THE TASK:
Below is some material; transcribe all of it exactly.

(A run of records)
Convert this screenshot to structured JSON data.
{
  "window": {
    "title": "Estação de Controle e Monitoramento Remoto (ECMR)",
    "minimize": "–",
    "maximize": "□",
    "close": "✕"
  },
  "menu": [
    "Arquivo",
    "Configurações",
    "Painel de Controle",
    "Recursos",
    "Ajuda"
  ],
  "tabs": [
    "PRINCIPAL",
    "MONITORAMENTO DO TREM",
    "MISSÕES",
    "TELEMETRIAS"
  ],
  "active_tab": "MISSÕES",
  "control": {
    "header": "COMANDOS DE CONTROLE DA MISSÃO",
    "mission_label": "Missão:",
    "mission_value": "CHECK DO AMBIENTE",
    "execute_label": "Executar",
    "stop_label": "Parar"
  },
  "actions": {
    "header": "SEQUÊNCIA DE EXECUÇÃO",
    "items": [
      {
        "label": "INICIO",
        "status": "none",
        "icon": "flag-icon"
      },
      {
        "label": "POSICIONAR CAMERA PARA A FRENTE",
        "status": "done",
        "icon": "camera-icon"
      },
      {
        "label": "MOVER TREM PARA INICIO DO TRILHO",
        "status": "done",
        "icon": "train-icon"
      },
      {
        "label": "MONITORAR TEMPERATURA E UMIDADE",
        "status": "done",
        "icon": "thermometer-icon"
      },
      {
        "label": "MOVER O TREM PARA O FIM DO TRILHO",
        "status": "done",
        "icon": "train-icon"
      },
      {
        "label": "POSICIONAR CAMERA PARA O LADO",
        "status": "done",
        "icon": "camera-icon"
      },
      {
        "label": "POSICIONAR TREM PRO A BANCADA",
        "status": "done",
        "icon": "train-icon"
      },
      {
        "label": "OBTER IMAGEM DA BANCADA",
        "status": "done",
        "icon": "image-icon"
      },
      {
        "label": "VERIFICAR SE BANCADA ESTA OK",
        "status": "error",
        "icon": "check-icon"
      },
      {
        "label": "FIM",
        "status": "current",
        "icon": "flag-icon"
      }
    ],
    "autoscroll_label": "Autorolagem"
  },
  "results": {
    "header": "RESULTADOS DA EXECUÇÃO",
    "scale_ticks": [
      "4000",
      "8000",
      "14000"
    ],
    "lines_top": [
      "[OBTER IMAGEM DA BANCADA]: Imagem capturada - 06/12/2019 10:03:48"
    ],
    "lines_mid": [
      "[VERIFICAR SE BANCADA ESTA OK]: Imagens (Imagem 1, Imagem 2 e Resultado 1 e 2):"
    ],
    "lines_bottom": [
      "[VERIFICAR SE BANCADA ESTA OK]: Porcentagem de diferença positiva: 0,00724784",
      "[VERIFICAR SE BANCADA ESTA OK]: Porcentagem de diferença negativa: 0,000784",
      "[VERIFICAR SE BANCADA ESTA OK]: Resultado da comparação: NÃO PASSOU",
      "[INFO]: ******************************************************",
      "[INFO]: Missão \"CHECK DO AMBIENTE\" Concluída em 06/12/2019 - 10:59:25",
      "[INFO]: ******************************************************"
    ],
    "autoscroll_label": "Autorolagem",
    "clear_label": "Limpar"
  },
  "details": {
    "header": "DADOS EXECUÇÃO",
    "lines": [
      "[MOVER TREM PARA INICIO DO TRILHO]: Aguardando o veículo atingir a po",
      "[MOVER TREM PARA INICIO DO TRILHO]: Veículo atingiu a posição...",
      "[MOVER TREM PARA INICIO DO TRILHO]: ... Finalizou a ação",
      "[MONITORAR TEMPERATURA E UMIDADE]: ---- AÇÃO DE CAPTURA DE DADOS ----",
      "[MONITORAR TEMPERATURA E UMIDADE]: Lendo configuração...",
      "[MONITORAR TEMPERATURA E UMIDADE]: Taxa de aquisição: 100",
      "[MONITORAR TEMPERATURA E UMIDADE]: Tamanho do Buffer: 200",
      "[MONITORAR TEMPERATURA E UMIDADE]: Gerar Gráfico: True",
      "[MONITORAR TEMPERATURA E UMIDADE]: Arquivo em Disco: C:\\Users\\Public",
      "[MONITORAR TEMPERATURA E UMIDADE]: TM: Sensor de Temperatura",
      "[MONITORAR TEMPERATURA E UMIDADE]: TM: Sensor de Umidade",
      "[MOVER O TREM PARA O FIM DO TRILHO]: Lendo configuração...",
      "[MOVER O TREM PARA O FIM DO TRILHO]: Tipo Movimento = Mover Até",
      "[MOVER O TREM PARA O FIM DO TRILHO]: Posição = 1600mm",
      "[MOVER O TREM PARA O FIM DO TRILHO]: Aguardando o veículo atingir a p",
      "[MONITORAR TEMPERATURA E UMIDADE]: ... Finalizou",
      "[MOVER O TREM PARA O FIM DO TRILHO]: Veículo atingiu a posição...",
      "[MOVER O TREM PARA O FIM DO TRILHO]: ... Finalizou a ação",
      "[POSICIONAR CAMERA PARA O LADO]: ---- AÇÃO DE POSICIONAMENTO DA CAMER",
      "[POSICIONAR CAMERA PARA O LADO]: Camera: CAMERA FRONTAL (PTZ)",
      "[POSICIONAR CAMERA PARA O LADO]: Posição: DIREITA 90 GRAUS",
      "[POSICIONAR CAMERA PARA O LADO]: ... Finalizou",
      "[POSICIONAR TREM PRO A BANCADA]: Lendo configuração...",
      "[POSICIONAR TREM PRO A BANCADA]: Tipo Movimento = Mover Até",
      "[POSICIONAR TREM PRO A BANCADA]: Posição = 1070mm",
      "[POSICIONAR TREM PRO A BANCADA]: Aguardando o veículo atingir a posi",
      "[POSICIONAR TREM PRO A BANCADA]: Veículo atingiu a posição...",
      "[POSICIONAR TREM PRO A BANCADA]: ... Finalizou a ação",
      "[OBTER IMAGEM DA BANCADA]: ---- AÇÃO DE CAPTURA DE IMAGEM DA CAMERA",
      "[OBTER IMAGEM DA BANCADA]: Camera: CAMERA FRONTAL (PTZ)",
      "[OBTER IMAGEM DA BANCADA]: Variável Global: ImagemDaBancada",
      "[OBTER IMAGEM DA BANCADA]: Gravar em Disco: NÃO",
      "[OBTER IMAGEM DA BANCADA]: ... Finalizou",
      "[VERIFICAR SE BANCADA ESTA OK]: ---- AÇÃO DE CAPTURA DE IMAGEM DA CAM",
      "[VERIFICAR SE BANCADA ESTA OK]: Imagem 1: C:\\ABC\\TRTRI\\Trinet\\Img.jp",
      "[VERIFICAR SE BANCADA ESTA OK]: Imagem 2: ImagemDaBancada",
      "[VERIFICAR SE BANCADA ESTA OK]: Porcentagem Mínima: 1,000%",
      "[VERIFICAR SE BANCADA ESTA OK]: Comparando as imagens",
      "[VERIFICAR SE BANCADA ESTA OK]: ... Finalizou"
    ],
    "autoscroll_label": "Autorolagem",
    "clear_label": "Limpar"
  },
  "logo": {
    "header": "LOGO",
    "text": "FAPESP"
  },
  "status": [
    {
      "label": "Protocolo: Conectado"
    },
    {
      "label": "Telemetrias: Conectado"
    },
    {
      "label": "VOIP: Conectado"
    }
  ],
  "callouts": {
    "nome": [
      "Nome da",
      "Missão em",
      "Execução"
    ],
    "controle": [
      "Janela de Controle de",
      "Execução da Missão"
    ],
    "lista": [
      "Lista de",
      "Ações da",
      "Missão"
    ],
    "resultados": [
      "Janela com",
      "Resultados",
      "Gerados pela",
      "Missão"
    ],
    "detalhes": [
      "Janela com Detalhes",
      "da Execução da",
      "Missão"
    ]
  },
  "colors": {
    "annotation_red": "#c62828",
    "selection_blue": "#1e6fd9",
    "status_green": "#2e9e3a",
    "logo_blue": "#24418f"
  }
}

COMPLETED EXERCISE:
Convert this screenshot to structured JSON data.
{
  "window": {
    "title": "Estação de Controle e Monitoramento Remoto (ECMR)",
    "minimize": "–",
    "maximize": "□",
    "close": "✕"
  },
  "menu": [
    "Arquivo",
    "Configurações",
    "Painel de Controle",
    "Recursos",
    "Ajuda"
  ],
  "tabs": [
    "PRINCIPAL",
    "MONITORAMENTO DO TREM",
    "MISSÕES",
    "TELEMETRIAS"
  ],
  "active_tab": "MISSÕES",
  "control": {
    "header": "COMANDOS DE CONTROLE DA MISSÃO",
    "mission_label": "Missão:",
    "mission_value": "CHECK DO AMBIENTE",
    "execute_label": "Executar",
    "stop_label": "Parar"
  },
  "actions": {
    "header": "SEQUÊNCIA DE EXECUÇÃO",
    "items": [
      {
        "label": "INICIO",
        "status": "none",
        "icon": "flag-icon"
      },
      {
        "label": "POSICIONAR CAMERA PARA A FRENTE",
        "status": "done",
        "icon": "camera-icon"
      },
      {
        "label": "MOVER TREM PARA INICIO DO TRILHO",
        "status": "done",
        "icon": "train-icon"
      },
      {
        "label": "MONITORAR TEMPERATURA E UMIDADE",
        "status": "done",
        "icon": "thermometer-icon"
      },
      {
        "label": "MOVER O TREM PARA O FIM DO TRILHO",
        "status": "done",
        "icon": "train-icon"
      },
      {
        "label": "POSICIONAR CAMERA PARA O LADO",
        "status": "done",
        "icon": "camera-icon"
      },
      {
        "label": "POSICIONAR TREM PRO A BANCADA",
        "status": "done",
        "icon": "train-icon"
      },
      {
        "label": "OBTER IMAGEM DA BANCADA",
        "status": "done",
        "icon": "image-icon"
      },
      {
        "label": "VERIFICAR SE BANCADA ESTA OK",
        "status": "error",
        "icon": "check-icon"
      },
      {
        "label": "FIM",
        "status": "current",
        "icon": "flag-icon"
      }
    ],
    "autoscroll_label": "Autorolagem"
  },
  "results": {
    "header": "RESULTADOS DA EXECUÇÃO",
    "scale_ticks": [
      "4000",
      "8000",
      "14000"
    ],
    "lines_top": [
      "[OBTER IMAGEM DA BANCADA]: Imagem capturada - 06/12/2019 10:03:48"
    ],
    "lines_mid": [
      "[VERIFICAR SE BANCADA ESTA OK]: Imagens (Imagem 1, Imagem 2 e Resultado 1 e 2):"
    ],
    "lines_bottom": [
      "[VERIFICAR SE BANCADA ESTA OK]: Porcentagem de diferença positiva: 0,00724784",
      "[VERIFICAR SE BANCADA ESTA OK]: Porcentagem de diferença negativa: 0,000784",
      "[VERIFICAR SE BANCADA ESTA OK]: Resultado da comparação: NÃO PASSOU",
      "[INFO]: ******************************************************",
      "[INFO]: Missão \"CHECK DO AMBIENTE\" Concluída em 06/12/2019 - 10:59:25",
      "[INFO]: ******************************************************"
    ],
    "autoscroll_label": "Autorolagem",
    "clear_label": "Limpar"
  },
  "details": {
    "header": "DADOS EXECUÇÃO",
    "lines": [
      "[MOVER TREM PARA INICIO DO TRILHO]: Aguardando o veículo atingir a po",
      "[MOVER TREM PARA INICIO DO TRILHO]: Veículo atingiu a posição...",
      "[MOVER TREM PARA INICIO DO TRILHO]: ... Finalizou a ação",
      "[MONITORAR TEMPERATURA E UMIDADE]: ---- AÇÃO DE CAPTURA DE DADOS ----",
      "[MONITORAR TEMPERATURA E UMIDADE]: Lendo configuração...",
      "[MONITORAR TEMPERATURA E UMIDADE]: Taxa de aquisição: 100",
      "[MONITORAR TEMPERATURA E UMIDADE]: Tamanho do Buffer: 200",
      "[MONITORAR TEMPERATURA E UMIDADE]: Gerar Gráfico: True",
      "[MONITORAR TEMPERATURA E UMIDADE]: Arquivo em Disco: C:\\Users\\Public",
      "[MONITORAR TEMPERATURA E UMIDADE]: TM: Sensor de Temperatura",
      "[MONITORAR TEMPERATURA E UMIDADE]: TM: Sensor de Umidade",
      "[MOVER O TREM PARA O FIM DO TRILHO]: Lendo configuração...",
      "[MOVER O TREM PARA O FIM DO TRILHO]: Tipo Movimento = Mover Até",
      "[MOVER O TREM PARA O FIM DO TRILHO]: Posição = 1600mm",
      "[MOVER O TREM PARA O FIM DO TRILHO]: Aguardando o veículo atingir a p",
      "[MONITORAR TEMPERATURA E UMIDADE]: ... Finalizou",
      "[MOVER O TREM PARA O FIM DO TRILHO]: Veículo atingiu a posição...",
      "[MOVER O TREM PARA O FIM DO TRILHO]: ... Finalizou a ação",
      "[POSICIONAR CAMERA PARA O LADO]: ---- AÇÃO DE POSICIONAMENTO DA CAMER",
      "[POSICIONAR CAMERA PARA O LADO]: Camera: CAMERA FRONTAL (PTZ)",
      "[POSICIONAR CAMERA PARA O LADO]: Posição: DIREITA 90 GRAUS",
      "[POSICIONAR CAMERA PARA O LADO]: ... Finalizou",
      "[POSICIONAR TREM PRO A BANCADA]: Lendo configuração...",
      "[POSICIONAR TREM PRO A BANCADA]: Tipo Movimento = Mover Até",
      "[POSICIONAR TREM PRO A BANCADA]: Posição = 1070mm",
      "[POSICIONAR TREM PRO A BANCADA]: Aguardando o veículo atingir a posi",
      "[POSICIONAR TREM PRO A BANCADA]: Veículo atingiu a posição...",
      "[POSICIONAR TREM PRO A BANCADA]: ... Finalizou a ação",
      "[OBTER IMAGEM DA BANCADA]: ---- AÇÃO DE CAPTURA DE IMAGEM DA CAMERA",
      "[OBTER IMAGEM DA BANCADA]: Camera: CAMERA FRONTAL (PTZ)",
      "[OBTER IMAGEM DA BANCADA]: Variável Global: ImagemDaBancada",
      "[OBTER IMAGEM DA BANCADA]: Gravar em Disco: NÃO",
      "[OBTER IMAGEM DA BANCADA]: ... Finalizou",
      "[VERIFICAR SE BANCADA ESTA OK]: ---- AÇÃO DE CAPTURA DE IMAGEM DA CAM",
      "[VERIFICAR SE BANCADA ESTA OK]: Imagem 1: C:\\ABC\\TRTRI\\Trinet\\Img.jp",
      "[VERIFICAR SE BANCADA ESTA OK]: Imagem 2: ImagemDaBancada",
      "[VERIFICAR SE BANCADA ESTA OK]: Porcentagem Mínima: 1,000%",
      "[VERIFICAR SE BANCADA ESTA OK]: Comparando as imagens",
      "[VERIFICAR SE BANCADA ESTA OK]: ... Finalizou"
    ],
    "autoscroll_label": "Autorolagem",
    "clear_label": "Limpar"
  },
  "logo": {
    "header": "LOGO",
    "text": "FAPESP"
  },
  "status": [
    {
      "label": "Protocolo: Conectado"
    },
    {
      "label": "Telemetrias: Conectado"
    },
    {
      "label": "VOIP: Conectado"
    }
  ],
  "callouts": {
    "nome": [
      "Nome da",
      "Missão em",
      "Execução"
    ],
    "controle": [
      "Janela de Controle de",
      "Execução da Missão"
    ],
    "lista": [
      "Lista de",
      "Ações da",
      "Missão"
    ],
    "resultados": [
      "Janela com",
      "Resultados",
      "Gerados pela",
      "Missão"
    ],
    "detalhes": [
      "Janela com Detalhes",
      "da Execução da",
      "Missão"
    ]
  },
  "colors": {
    "annotation_red": "#c62828",
    "selection_blue": "#1e6fd9",
    "status_green": "#2e9e3a",
    "logo_blue": "#24418f"
  }
}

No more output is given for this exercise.